[BEGIN DATASET ROWS]

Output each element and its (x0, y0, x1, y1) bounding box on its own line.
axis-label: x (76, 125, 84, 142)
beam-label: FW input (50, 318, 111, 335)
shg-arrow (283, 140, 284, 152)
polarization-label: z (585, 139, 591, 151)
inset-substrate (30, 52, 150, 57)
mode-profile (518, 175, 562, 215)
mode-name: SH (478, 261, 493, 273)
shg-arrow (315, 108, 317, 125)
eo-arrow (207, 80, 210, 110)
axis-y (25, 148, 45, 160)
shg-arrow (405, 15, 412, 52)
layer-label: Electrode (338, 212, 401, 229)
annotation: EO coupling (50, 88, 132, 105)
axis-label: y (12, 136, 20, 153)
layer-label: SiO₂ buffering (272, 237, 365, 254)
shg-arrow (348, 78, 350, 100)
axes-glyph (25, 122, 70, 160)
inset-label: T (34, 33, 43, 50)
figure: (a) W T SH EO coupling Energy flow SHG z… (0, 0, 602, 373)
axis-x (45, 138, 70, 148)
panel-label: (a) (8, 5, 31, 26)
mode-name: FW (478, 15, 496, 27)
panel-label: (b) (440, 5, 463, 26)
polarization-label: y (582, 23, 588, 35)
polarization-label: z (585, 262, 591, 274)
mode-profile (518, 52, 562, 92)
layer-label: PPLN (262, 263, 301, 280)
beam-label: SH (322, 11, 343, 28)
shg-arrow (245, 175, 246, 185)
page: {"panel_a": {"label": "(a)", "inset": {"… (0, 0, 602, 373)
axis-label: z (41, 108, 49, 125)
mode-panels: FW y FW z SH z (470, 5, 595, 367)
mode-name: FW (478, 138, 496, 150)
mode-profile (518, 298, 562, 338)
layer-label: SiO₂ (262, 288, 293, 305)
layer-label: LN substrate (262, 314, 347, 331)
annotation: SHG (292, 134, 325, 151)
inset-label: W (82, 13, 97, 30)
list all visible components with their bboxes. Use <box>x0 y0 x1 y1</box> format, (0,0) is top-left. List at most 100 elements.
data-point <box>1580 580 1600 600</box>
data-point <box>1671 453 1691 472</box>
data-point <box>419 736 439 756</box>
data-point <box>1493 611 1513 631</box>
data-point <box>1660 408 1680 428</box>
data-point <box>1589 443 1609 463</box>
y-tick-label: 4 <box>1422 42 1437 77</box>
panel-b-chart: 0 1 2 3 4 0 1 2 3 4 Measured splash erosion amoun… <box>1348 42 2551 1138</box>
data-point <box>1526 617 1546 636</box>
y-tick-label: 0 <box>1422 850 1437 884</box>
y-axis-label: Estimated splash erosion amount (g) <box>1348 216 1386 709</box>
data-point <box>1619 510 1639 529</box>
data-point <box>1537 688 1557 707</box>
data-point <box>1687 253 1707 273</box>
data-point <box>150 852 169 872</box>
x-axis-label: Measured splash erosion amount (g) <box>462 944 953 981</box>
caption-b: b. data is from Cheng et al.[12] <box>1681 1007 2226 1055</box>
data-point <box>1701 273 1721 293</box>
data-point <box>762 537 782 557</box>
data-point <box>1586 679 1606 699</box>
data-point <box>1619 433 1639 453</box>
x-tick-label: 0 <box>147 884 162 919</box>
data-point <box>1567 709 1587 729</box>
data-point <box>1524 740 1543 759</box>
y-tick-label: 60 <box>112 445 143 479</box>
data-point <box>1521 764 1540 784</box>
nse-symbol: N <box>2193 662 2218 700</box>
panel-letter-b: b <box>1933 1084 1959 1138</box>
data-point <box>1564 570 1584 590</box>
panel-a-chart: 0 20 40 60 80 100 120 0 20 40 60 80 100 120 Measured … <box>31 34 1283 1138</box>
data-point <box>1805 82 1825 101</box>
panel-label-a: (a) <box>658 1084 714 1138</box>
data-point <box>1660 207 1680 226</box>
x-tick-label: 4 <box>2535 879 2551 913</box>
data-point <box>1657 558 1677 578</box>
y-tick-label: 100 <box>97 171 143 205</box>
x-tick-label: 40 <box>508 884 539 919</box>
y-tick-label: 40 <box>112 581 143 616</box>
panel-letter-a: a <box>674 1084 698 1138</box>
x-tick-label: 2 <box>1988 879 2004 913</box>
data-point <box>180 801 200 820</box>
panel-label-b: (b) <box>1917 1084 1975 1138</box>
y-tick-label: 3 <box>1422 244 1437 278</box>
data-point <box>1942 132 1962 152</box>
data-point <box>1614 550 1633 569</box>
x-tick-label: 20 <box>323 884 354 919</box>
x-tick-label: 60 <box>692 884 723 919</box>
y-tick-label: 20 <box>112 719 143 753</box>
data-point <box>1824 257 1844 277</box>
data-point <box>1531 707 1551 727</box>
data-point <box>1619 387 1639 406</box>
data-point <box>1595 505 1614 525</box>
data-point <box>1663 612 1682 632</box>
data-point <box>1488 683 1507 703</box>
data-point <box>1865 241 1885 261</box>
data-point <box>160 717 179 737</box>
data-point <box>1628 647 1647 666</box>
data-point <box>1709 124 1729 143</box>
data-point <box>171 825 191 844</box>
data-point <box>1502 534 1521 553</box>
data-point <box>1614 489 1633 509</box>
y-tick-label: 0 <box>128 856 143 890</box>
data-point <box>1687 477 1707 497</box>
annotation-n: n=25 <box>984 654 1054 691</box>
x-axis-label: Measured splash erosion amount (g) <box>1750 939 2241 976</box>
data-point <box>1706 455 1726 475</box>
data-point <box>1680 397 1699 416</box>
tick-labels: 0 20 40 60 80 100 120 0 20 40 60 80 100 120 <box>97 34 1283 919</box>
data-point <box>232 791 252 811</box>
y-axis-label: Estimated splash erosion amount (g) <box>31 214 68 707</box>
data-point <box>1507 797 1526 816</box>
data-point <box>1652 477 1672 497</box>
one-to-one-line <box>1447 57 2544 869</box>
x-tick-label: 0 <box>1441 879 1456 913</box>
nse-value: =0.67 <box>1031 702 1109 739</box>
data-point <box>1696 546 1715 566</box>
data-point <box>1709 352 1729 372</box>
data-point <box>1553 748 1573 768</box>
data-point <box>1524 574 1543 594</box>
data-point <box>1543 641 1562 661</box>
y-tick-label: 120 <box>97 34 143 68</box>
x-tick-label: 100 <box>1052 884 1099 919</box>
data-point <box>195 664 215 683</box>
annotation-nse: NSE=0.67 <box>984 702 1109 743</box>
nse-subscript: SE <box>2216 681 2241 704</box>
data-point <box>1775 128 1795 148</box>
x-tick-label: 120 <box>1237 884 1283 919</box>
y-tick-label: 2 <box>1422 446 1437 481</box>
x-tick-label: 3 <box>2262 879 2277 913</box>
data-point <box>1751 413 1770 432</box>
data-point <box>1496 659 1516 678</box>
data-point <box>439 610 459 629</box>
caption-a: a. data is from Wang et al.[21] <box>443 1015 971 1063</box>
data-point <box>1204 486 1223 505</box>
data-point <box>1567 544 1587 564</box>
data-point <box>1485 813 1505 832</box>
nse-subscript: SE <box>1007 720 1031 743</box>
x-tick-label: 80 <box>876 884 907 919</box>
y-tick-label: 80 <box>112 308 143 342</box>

[END DATASET ROWS]

Copy all of the records above, line for line, without changing anything.

**ANSWER**
Output each element and its (x0, y0, x1, y1) bounding box on its own line.
axis-label: x (76, 125, 84, 142)
beam-label: FW input (50, 318, 111, 335)
shg-arrow (283, 140, 284, 152)
polarization-label: z (585, 139, 591, 151)
inset-substrate (30, 52, 150, 57)
mode-profile (518, 175, 562, 215)
mode-name: SH (478, 261, 493, 273)
shg-arrow (315, 108, 317, 125)
eo-arrow (207, 80, 210, 110)
axis-y (25, 148, 45, 160)
shg-arrow (405, 15, 412, 52)
layer-label: Electrode (338, 212, 401, 229)
annotation: EO coupling (50, 88, 132, 105)
axis-label: y (12, 136, 20, 153)
layer-label: SiO₂ buffering (272, 237, 365, 254)
shg-arrow (348, 78, 350, 100)
axes-glyph (25, 122, 70, 160)
inset-label: T (34, 33, 43, 50)
figure: (a) W T SH EO coupling Energy flow SHG z… (0, 0, 602, 373)
axis-x (45, 138, 70, 148)
panel-label: (a) (8, 5, 31, 26)
mode-name: FW (478, 15, 496, 27)
panel-label: (b) (440, 5, 463, 26)
polarization-label: y (582, 23, 588, 35)
polarization-label: z (585, 262, 591, 274)
mode-profile (518, 52, 562, 92)
layer-label: PPLN (262, 263, 301, 280)
beam-label: SH (322, 11, 343, 28)
shg-arrow (245, 175, 246, 185)
page: {"panel_a": {"label": "(a)", "inset": {"… (0, 0, 602, 373)
axis-label: z (41, 108, 49, 125)
mode-panels: FW y FW z SH z (470, 5, 595, 367)
mode-name: FW (478, 138, 496, 150)
mode-profile (518, 298, 562, 338)
layer-label: SiO₂ (262, 288, 293, 305)
layer-label: LN substrate (262, 314, 347, 331)
annotation: SHG (292, 134, 325, 151)
inset-label: W (82, 13, 97, 30)
list all visible components with their bboxes. Use <box>x0 y0 x1 y1</box> format, (0,0) is top-left. List at most 100 elements.
data-point <box>1580 580 1600 600</box>
data-point <box>1671 453 1691 472</box>
data-point <box>419 736 439 756</box>
data-point <box>1493 611 1513 631</box>
data-point <box>1660 408 1680 428</box>
data-point <box>1589 443 1609 463</box>
y-tick-label: 4 <box>1422 42 1437 77</box>
panel-b-chart: 0 1 2 3 4 0 1 2 3 4 Measured splash erosion amoun… <box>1348 42 2551 1138</box>
data-point <box>1526 617 1546 636</box>
y-tick-label: 0 <box>1422 850 1437 884</box>
y-axis-label: Estimated splash erosion amount (g) <box>1348 216 1386 709</box>
data-point <box>1619 510 1639 529</box>
data-point <box>1537 688 1557 707</box>
data-point <box>1687 253 1707 273</box>
data-point <box>150 852 169 872</box>
x-axis-label: Measured splash erosion amount (g) <box>462 944 953 981</box>
caption-b: b. data is from Cheng et al.[12] <box>1681 1007 2226 1055</box>
data-point <box>1701 273 1721 293</box>
data-point <box>762 537 782 557</box>
data-point <box>1586 679 1606 699</box>
data-point <box>1619 433 1639 453</box>
x-tick-label: 0 <box>147 884 162 919</box>
data-point <box>1567 709 1587 729</box>
data-point <box>1524 740 1543 759</box>
y-tick-label: 60 <box>112 445 143 479</box>
data-point <box>1521 764 1540 784</box>
nse-symbol: N <box>2193 662 2218 700</box>
panel-letter-b: b <box>1933 1084 1959 1138</box>
data-point <box>1564 570 1584 590</box>
panel-a-chart: 0 20 40 60 80 100 120 0 20 40 60 80 100 120 Measured … <box>31 34 1283 1138</box>
data-point <box>1805 82 1825 101</box>
panel-label-a: (a) <box>658 1084 714 1138</box>
data-point <box>1660 207 1680 226</box>
x-tick-label: 4 <box>2535 879 2551 913</box>
data-point <box>1657 558 1677 578</box>
y-tick-label: 100 <box>97 171 143 205</box>
x-tick-label: 40 <box>508 884 539 919</box>
y-tick-label: 40 <box>112 581 143 616</box>
panel-letter-a: a <box>674 1084 698 1138</box>
x-tick-label: 2 <box>1988 879 2004 913</box>
data-point <box>180 801 200 820</box>
panel-label-b: (b) <box>1917 1084 1975 1138</box>
y-tick-label: 3 <box>1422 244 1437 278</box>
data-point <box>1942 132 1962 152</box>
data-point <box>1614 550 1633 569</box>
x-tick-label: 20 <box>323 884 354 919</box>
x-tick-label: 60 <box>692 884 723 919</box>
y-tick-label: 20 <box>112 719 143 753</box>
data-point <box>1824 257 1844 277</box>
data-point <box>1531 707 1551 727</box>
data-point <box>1619 387 1639 406</box>
data-point <box>1595 505 1614 525</box>
data-point <box>1663 612 1682 632</box>
data-point <box>1488 683 1507 703</box>
data-point <box>1865 241 1885 261</box>
data-point <box>160 717 179 737</box>
data-point <box>1628 647 1647 666</box>
data-point <box>1709 124 1729 143</box>
data-point <box>171 825 191 844</box>
data-point <box>1502 534 1521 553</box>
data-point <box>1614 489 1633 509</box>
y-tick-label: 0 <box>128 856 143 890</box>
data-point <box>1687 477 1707 497</box>
annotation-n: n=25 <box>984 654 1054 691</box>
x-axis-label: Measured splash erosion amount (g) <box>1750 939 2241 976</box>
data-point <box>1706 455 1726 475</box>
data-point <box>1680 397 1699 416</box>
tick-labels: 0 20 40 60 80 100 120 0 20 40 60 80 100 120 <box>97 34 1283 919</box>
data-point <box>232 791 252 811</box>
y-axis-label: Estimated splash erosion amount (g) <box>31 214 68 707</box>
data-point <box>1507 797 1526 816</box>
data-point <box>1652 477 1672 497</box>
one-to-one-line <box>1447 57 2544 869</box>
x-tick-label: 0 <box>1441 879 1456 913</box>
nse-value: =0.67 <box>1031 702 1109 739</box>
data-point <box>1696 546 1715 566</box>
data-point <box>1709 352 1729 372</box>
data-point <box>1553 748 1573 768</box>
data-point <box>1524 574 1543 594</box>
data-point <box>1543 641 1562 661</box>
y-tick-label: 120 <box>97 34 143 68</box>
x-tick-label: 100 <box>1052 884 1099 919</box>
data-point <box>195 664 215 683</box>
annotation-nse: NSE=0.67 <box>984 702 1109 743</box>
nse-subscript: SE <box>2216 681 2241 704</box>
data-point <box>1775 128 1795 148</box>
x-tick-label: 120 <box>1237 884 1283 919</box>
y-tick-label: 2 <box>1422 446 1437 481</box>
x-tick-label: 3 <box>2262 879 2277 913</box>
data-point <box>1751 413 1770 432</box>
data-point <box>1496 659 1516 678</box>
data-point <box>439 610 459 629</box>
caption-a: a. data is from Wang et al.[21] <box>443 1015 971 1063</box>
data-point <box>1204 486 1223 505</box>
data-point <box>1567 544 1587 564</box>
data-point <box>1485 813 1505 832</box>
nse-subscript: SE <box>1007 720 1031 743</box>
x-tick-label: 80 <box>876 884 907 919</box>
y-tick-label: 80 <box>112 308 143 342</box>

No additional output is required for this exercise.